- **Objective**
Pick out each line in these entries that contains the string "leitor".

BEGIN Records shown

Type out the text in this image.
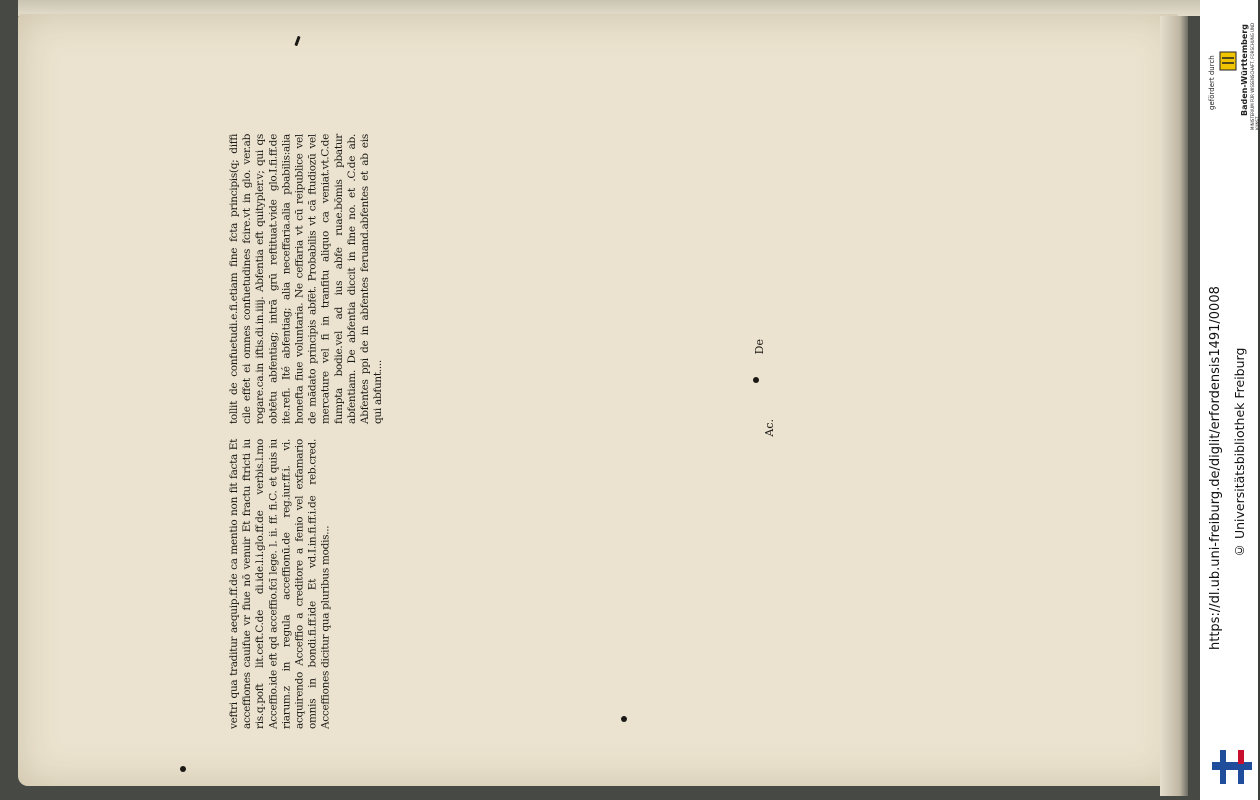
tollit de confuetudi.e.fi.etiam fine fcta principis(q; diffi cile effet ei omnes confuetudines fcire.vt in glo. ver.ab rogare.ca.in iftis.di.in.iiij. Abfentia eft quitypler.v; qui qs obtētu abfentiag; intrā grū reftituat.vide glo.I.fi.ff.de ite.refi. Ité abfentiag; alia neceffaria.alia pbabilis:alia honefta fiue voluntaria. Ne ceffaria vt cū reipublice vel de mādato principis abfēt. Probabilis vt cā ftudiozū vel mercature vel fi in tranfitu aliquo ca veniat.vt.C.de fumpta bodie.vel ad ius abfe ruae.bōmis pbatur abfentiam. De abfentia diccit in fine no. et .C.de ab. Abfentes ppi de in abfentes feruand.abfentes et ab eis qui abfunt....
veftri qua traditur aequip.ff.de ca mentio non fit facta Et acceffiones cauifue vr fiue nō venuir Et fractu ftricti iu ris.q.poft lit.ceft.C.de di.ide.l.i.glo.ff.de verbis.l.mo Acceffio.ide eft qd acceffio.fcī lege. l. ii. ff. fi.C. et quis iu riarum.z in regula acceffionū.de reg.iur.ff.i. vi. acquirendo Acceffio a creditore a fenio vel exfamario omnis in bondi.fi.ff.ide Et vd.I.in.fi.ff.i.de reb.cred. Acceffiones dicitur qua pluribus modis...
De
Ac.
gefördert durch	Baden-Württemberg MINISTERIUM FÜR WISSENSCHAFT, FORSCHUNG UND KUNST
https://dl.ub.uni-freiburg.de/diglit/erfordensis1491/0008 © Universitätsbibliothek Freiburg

END Records shown
BEGIN Records shown

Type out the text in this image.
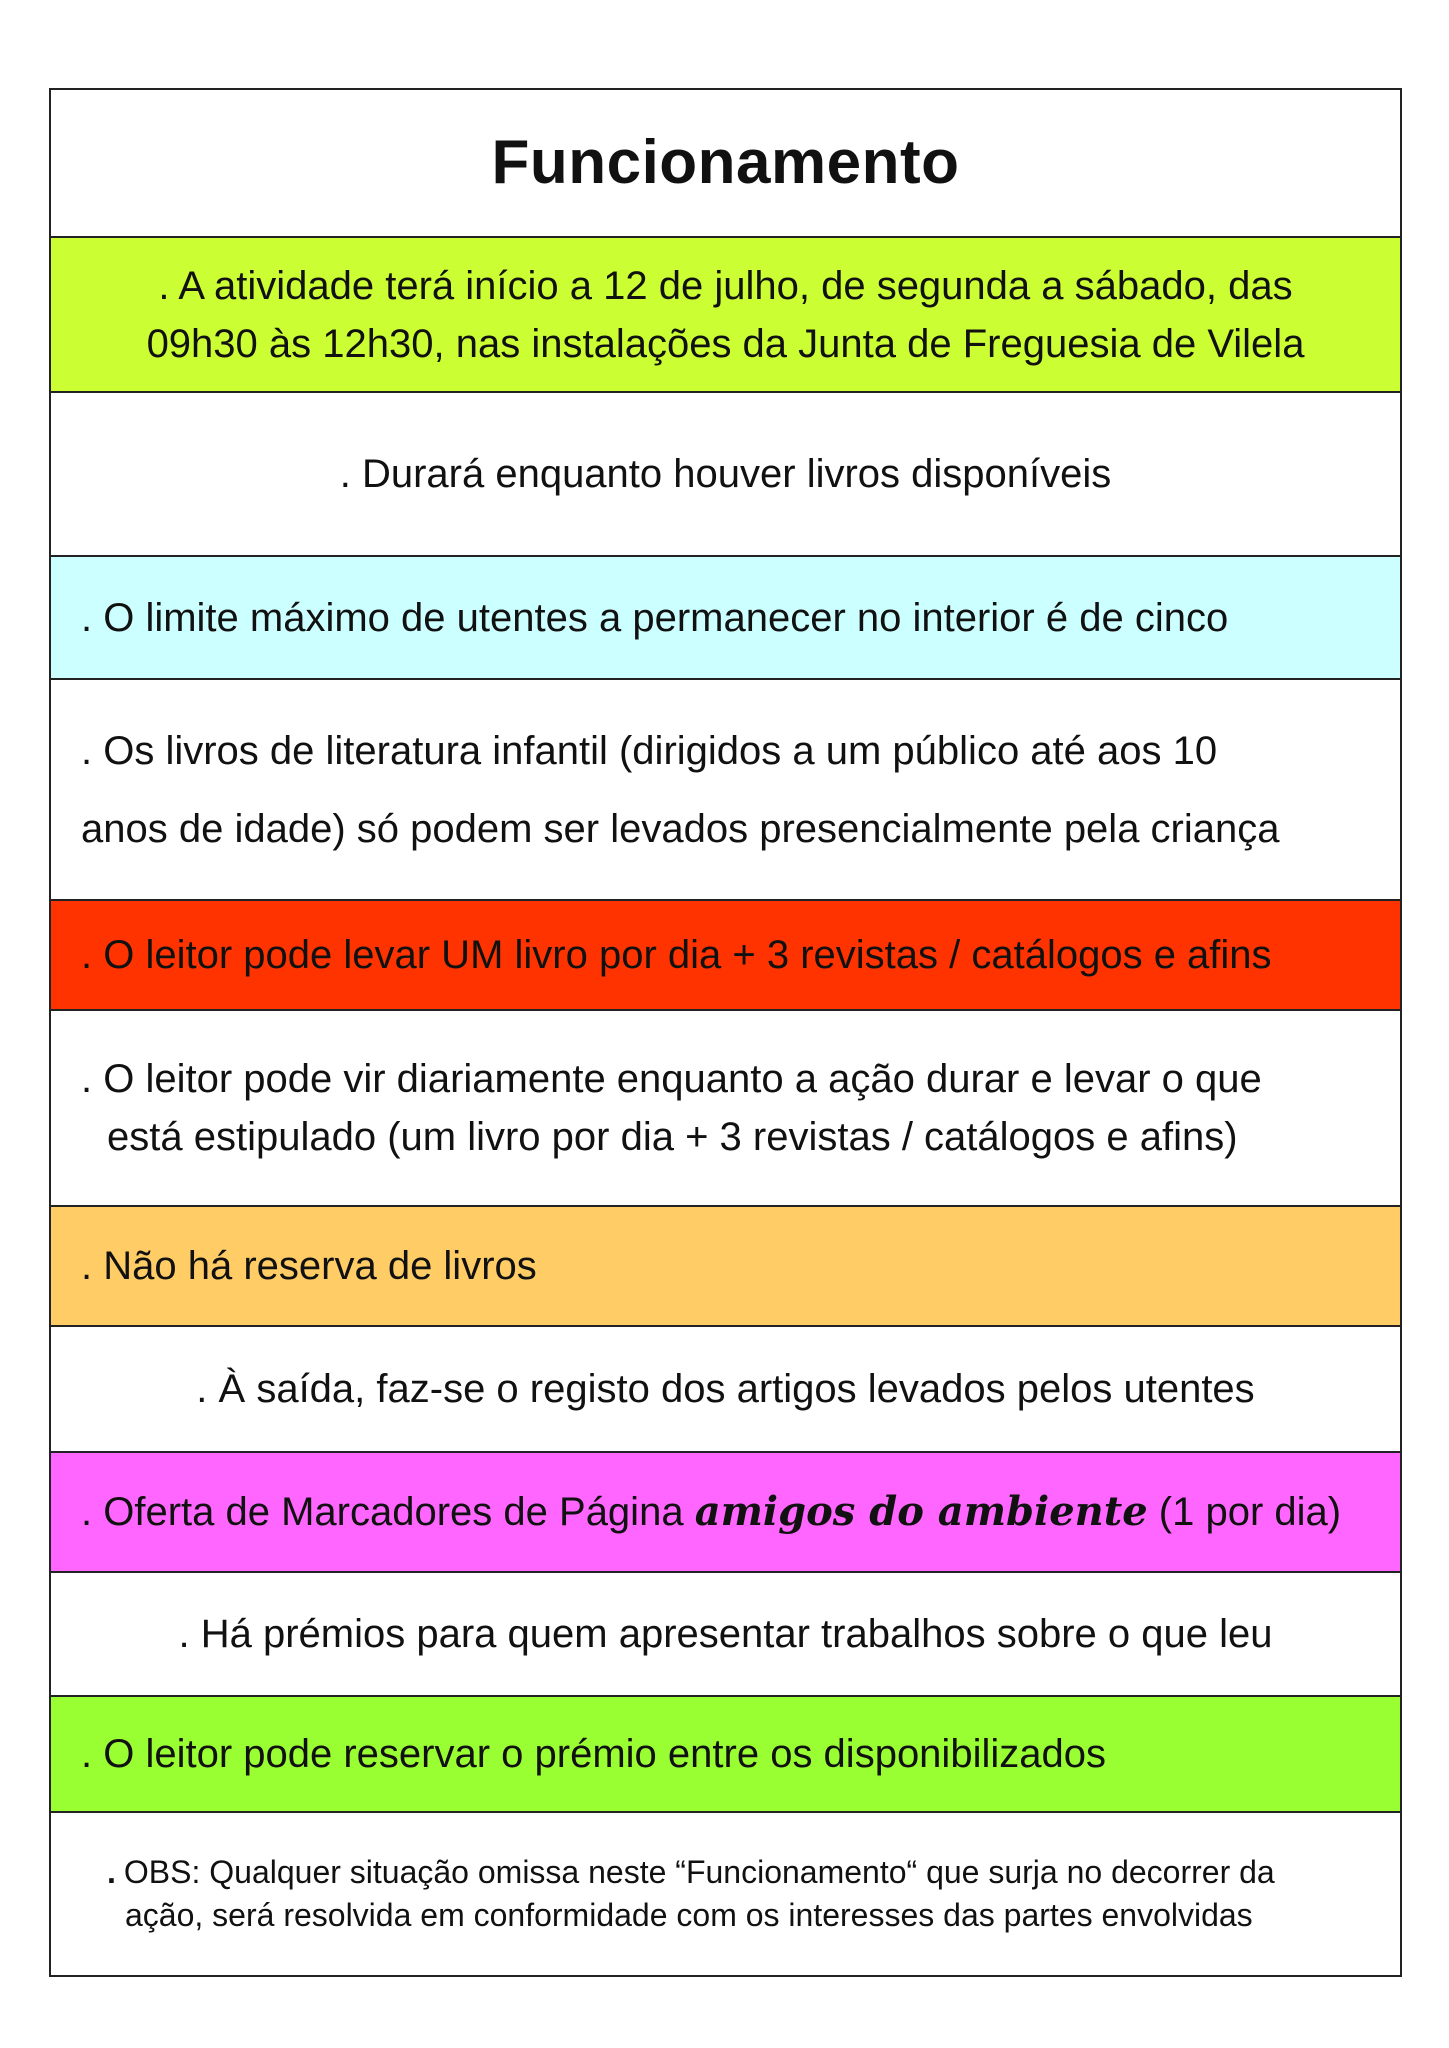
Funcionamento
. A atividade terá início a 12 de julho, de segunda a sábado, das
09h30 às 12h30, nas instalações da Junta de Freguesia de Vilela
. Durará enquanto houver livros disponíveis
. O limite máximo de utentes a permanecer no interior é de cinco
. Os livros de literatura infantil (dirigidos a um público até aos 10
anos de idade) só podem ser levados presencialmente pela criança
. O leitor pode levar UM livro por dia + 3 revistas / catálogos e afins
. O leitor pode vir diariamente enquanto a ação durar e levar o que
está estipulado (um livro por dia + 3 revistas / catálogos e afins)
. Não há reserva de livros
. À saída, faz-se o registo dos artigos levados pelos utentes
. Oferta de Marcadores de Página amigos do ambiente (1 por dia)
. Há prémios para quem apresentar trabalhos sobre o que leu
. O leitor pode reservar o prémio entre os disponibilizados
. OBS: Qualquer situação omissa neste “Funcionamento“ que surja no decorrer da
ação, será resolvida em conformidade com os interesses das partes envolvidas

END Records shown

- **Answer for the task**
. O leitor pode levar UM livro por dia + 3 revistas / catálogos e afins
. O leitor pode vir diariamente enquanto a ação durar e levar o que
. O leitor pode reservar o prémio entre os disponibilizados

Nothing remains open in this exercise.